> _Task to carry out_
For this exercise, copy out each line of the material below that includes "migration".

═════ Data supplied

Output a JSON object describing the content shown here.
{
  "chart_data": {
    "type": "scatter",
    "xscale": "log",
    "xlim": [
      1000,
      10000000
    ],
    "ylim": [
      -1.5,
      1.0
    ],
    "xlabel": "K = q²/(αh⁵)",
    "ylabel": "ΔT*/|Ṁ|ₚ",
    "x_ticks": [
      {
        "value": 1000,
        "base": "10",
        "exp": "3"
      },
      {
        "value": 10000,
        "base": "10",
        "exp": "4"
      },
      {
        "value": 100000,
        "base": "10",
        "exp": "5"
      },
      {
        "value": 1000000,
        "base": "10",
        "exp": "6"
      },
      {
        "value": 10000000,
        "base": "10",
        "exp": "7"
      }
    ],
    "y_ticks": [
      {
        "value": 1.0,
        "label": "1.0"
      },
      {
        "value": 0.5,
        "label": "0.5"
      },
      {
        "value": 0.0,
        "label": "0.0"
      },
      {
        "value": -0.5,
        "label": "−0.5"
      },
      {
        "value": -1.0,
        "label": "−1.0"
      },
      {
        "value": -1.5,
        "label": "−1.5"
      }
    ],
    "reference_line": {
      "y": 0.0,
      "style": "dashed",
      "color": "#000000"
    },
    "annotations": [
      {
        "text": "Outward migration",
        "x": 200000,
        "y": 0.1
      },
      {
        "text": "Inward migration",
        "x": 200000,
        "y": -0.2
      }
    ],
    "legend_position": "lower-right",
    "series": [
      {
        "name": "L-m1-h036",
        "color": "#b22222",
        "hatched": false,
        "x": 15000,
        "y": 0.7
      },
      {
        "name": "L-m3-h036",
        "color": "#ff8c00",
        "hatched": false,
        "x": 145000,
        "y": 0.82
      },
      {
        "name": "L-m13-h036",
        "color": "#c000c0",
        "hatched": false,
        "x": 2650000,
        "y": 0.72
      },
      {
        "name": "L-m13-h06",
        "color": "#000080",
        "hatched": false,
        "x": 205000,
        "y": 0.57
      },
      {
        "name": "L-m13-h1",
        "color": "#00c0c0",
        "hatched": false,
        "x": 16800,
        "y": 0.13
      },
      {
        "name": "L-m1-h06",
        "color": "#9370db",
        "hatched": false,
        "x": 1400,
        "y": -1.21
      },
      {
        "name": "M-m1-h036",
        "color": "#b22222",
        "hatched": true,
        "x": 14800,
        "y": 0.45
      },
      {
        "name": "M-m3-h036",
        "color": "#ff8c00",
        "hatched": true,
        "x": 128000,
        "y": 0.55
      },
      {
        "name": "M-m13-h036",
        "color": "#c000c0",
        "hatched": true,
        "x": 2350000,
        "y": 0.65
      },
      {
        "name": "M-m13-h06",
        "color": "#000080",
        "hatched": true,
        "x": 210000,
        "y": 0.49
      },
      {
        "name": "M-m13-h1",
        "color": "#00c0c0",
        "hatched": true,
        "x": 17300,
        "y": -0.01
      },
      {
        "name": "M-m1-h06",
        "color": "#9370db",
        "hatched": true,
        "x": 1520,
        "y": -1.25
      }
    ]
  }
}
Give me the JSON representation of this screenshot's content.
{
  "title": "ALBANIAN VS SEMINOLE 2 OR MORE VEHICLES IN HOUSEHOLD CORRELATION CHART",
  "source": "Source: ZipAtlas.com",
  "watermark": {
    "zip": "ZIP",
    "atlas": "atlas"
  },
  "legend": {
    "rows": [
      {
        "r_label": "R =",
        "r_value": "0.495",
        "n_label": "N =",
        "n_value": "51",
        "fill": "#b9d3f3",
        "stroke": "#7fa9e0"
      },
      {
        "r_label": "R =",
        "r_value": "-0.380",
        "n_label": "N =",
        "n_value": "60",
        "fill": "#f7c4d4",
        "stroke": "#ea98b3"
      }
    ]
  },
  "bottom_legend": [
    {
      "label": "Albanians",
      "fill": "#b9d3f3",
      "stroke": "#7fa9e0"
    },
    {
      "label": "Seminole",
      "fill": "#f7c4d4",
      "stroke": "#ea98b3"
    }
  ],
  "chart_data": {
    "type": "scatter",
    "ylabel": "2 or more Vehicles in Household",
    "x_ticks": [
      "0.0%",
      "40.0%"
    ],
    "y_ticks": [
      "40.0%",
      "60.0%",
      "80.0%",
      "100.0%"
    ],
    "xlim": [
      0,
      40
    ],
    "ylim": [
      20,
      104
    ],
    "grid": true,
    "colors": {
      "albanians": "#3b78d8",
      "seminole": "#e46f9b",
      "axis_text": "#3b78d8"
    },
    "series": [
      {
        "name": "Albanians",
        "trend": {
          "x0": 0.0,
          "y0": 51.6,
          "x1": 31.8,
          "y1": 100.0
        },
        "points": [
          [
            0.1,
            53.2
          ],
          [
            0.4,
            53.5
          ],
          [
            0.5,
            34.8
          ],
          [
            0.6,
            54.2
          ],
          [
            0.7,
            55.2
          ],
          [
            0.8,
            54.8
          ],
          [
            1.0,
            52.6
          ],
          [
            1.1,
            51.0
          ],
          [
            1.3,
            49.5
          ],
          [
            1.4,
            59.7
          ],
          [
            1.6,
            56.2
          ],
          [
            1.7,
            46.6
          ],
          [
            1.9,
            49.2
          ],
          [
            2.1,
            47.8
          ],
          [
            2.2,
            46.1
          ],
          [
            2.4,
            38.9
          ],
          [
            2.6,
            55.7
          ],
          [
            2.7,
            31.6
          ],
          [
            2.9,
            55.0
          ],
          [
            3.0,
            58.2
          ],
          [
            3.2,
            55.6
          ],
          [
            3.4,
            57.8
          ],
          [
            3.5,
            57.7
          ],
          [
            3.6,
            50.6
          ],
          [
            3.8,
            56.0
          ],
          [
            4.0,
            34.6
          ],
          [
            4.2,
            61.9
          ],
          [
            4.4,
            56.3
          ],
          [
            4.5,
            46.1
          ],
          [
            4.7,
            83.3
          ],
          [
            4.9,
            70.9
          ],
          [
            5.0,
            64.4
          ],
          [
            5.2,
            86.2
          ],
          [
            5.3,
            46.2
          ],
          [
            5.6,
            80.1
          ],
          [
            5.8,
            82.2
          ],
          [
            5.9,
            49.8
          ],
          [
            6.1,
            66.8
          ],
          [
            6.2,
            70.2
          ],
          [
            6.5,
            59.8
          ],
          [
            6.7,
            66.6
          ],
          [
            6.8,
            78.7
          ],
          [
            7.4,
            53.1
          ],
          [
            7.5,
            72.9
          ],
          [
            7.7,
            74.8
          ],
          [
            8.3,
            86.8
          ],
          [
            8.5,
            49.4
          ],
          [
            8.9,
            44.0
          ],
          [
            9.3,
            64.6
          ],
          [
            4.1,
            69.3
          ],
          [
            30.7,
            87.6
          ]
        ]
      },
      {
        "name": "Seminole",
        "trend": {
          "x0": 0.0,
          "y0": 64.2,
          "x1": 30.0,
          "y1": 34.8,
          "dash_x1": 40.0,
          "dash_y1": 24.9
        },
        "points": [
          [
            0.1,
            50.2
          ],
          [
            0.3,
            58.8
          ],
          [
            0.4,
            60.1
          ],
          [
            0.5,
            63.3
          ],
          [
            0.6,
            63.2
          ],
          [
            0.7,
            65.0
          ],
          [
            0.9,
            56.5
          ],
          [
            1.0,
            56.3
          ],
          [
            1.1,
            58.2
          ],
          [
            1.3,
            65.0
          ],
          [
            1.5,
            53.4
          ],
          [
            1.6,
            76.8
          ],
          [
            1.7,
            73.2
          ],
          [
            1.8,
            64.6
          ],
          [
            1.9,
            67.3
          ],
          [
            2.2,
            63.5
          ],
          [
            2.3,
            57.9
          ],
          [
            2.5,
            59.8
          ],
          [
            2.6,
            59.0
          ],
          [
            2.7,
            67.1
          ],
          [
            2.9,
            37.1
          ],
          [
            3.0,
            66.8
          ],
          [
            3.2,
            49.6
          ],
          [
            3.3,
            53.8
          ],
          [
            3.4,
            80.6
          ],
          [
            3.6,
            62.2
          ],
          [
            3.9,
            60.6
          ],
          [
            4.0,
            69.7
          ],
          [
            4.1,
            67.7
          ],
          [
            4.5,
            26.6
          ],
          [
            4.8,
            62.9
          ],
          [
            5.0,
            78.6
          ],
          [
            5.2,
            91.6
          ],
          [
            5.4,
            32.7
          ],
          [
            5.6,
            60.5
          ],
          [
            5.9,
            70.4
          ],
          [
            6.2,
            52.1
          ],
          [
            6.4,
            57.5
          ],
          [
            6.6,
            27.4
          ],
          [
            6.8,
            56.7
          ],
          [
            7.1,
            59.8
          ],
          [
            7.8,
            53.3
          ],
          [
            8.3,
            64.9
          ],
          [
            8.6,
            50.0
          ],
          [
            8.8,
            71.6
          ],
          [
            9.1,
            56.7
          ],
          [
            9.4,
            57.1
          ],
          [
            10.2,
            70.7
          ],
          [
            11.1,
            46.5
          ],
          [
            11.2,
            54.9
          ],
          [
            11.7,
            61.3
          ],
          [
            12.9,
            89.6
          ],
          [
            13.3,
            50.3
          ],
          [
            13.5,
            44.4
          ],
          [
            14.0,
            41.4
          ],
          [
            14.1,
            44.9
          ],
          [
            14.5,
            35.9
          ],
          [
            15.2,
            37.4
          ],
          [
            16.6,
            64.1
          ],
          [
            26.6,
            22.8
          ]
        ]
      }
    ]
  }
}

══════════

> _Task result_
        "text": "Outward migration",
        "text": "Inward migration",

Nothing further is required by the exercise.